### SUPPLIED RECORDS
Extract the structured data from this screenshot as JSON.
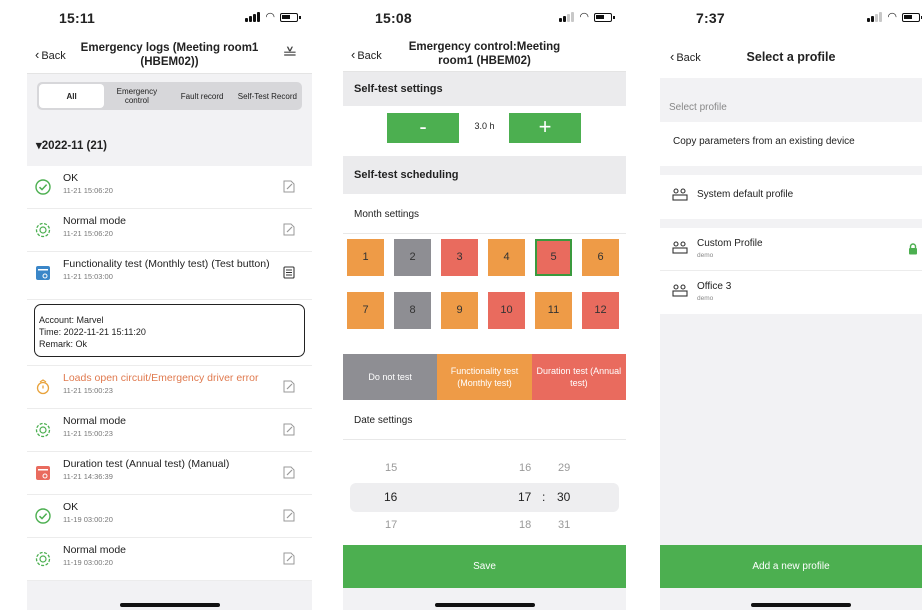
{
  "phone1": {
    "time": "15:11",
    "back_label": "Back",
    "title": "Emergency logs (Meeting room1 (HBEM02))",
    "tabs": [
      "All",
      "Emergency control",
      "Fault record",
      "Self-Test Record"
    ],
    "month_header": "▾2022-11  (21)",
    "logs": [
      {
        "title": "OK",
        "date": "11-21 15:06:20"
      },
      {
        "title": "Normal mode",
        "date": "11-21 15:06:20"
      },
      {
        "title": "Functionality test (Monthly test) (Test button)",
        "date": "11-21 15:03:00"
      },
      {
        "title": "Loads open circuit/Emergency driver error",
        "date": "11-21 15:00:23"
      },
      {
        "title": "Normal mode",
        "date": "11-21 15:00:23"
      },
      {
        "title": "Duration test (Annual test) (Manual)",
        "date": "11-21 14:36:39"
      },
      {
        "title": "OK",
        "date": "11-19 03:00:20"
      },
      {
        "title": "Normal mode",
        "date": "11-19 03:00:20"
      }
    ],
    "remark": {
      "account": "Account: Marvel",
      "time": "Time: 2022-11-21 15:11:20",
      "remark": "Remark: Ok"
    }
  },
  "phone2": {
    "time": "15:08",
    "back_label": "Back",
    "title": "Emergency control:Meeting room1 (HBEM02)",
    "selftest_header": "Self-test settings",
    "minus": "-",
    "plus": "+",
    "duration": "3.0 h",
    "scheduling_header": "Self-test scheduling",
    "month_settings": "Month settings",
    "months": [
      "1",
      "2",
      "3",
      "4",
      "5",
      "6",
      "7",
      "8",
      "9",
      "10",
      "11",
      "12"
    ],
    "month_states": [
      "func",
      "none",
      "dur",
      "func",
      "dur",
      "func",
      "func",
      "none",
      "func",
      "dur",
      "func",
      "dur"
    ],
    "colors": {
      "func": "#ee9b47",
      "none": "#8e8e93",
      "dur": "#e96b5e",
      "selected_border": "#3a9a3e",
      "green": "#4caf50"
    },
    "legend": [
      "Do not test",
      "Functionality test (Monthly test)",
      "Duration test (Annual test)"
    ],
    "date_settings": "Date settings",
    "picker_rows": [
      {
        "a": "15",
        "b": "16",
        "c": "29"
      },
      {
        "a": "16",
        "b": "17",
        "c": "30"
      },
      {
        "a": "17",
        "b": "18",
        "c": "31"
      }
    ],
    "picker_sep": ":",
    "save": "Save"
  },
  "phone3": {
    "time": "7:37",
    "back_label": "Back",
    "title": "Select a profile",
    "select_label": "Select profile",
    "copy_item": "Copy parameters from an existing device",
    "system_profile": "System default profile",
    "profiles": [
      {
        "name": "Custom Profile",
        "sub": "demo",
        "locked": true
      },
      {
        "name": "Office 3",
        "sub": "demo",
        "locked": false
      }
    ],
    "add": "Add a new profile"
  }
}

### PROBLEM TO WORK ON
Reproduce the whole listing exactly, but not the images in it.

### TASK OUTPUT
Extract the structured data from this screenshot as JSON.
{
  "phone1": {
    "time": "15:11",
    "back_label": "Back",
    "title": "Emergency logs (Meeting room1 (HBEM02))",
    "tabs": [
      "All",
      "Emergency control",
      "Fault record",
      "Self-Test Record"
    ],
    "month_header": "▾2022-11  (21)",
    "logs": [
      {
        "title": "OK",
        "date": "11-21 15:06:20"
      },
      {
        "title": "Normal mode",
        "date": "11-21 15:06:20"
      },
      {
        "title": "Functionality test (Monthly test) (Test button)",
        "date": "11-21 15:03:00"
      },
      {
        "title": "Loads open circuit/Emergency driver error",
        "date": "11-21 15:00:23"
      },
      {
        "title": "Normal mode",
        "date": "11-21 15:00:23"
      },
      {
        "title": "Duration test (Annual test) (Manual)",
        "date": "11-21 14:36:39"
      },
      {
        "title": "OK",
        "date": "11-19 03:00:20"
      },
      {
        "title": "Normal mode",
        "date": "11-19 03:00:20"
      }
    ],
    "remark": {
      "account": "Account: Marvel",
      "time": "Time: 2022-11-21 15:11:20",
      "remark": "Remark: Ok"
    }
  },
  "phone2": {
    "time": "15:08",
    "back_label": "Back",
    "title": "Emergency control:Meeting room1 (HBEM02)",
    "selftest_header": "Self-test settings",
    "minus": "-",
    "plus": "+",
    "duration": "3.0 h",
    "scheduling_header": "Self-test scheduling",
    "month_settings": "Month settings",
    "months": [
      "1",
      "2",
      "3",
      "4",
      "5",
      "6",
      "7",
      "8",
      "9",
      "10",
      "11",
      "12"
    ],
    "month_states": [
      "func",
      "none",
      "dur",
      "func",
      "dur",
      "func",
      "func",
      "none",
      "func",
      "dur",
      "func",
      "dur"
    ],
    "colors": {
      "func": "#ee9b47",
      "none": "#8e8e93",
      "dur": "#e96b5e",
      "selected_border": "#3a9a3e",
      "green": "#4caf50"
    },
    "legend": [
      "Do not test",
      "Functionality test (Monthly test)",
      "Duration test (Annual test)"
    ],
    "date_settings": "Date settings",
    "picker_rows": [
      {
        "a": "15",
        "b": "16",
        "c": "29"
      },
      {
        "a": "16",
        "b": "17",
        "c": "30"
      },
      {
        "a": "17",
        "b": "18",
        "c": "31"
      }
    ],
    "picker_sep": ":",
    "save": "Save"
  },
  "phone3": {
    "time": "7:37",
    "back_label": "Back",
    "title": "Select a profile",
    "select_label": "Select profile",
    "copy_item": "Copy parameters from an existing device",
    "system_profile": "System default profile",
    "profiles": [
      {
        "name": "Custom Profile",
        "sub": "demo",
        "locked": true
      },
      {
        "name": "Office 3",
        "sub": "demo",
        "locked": false
      }
    ],
    "add": "Add a new profile"
  }
}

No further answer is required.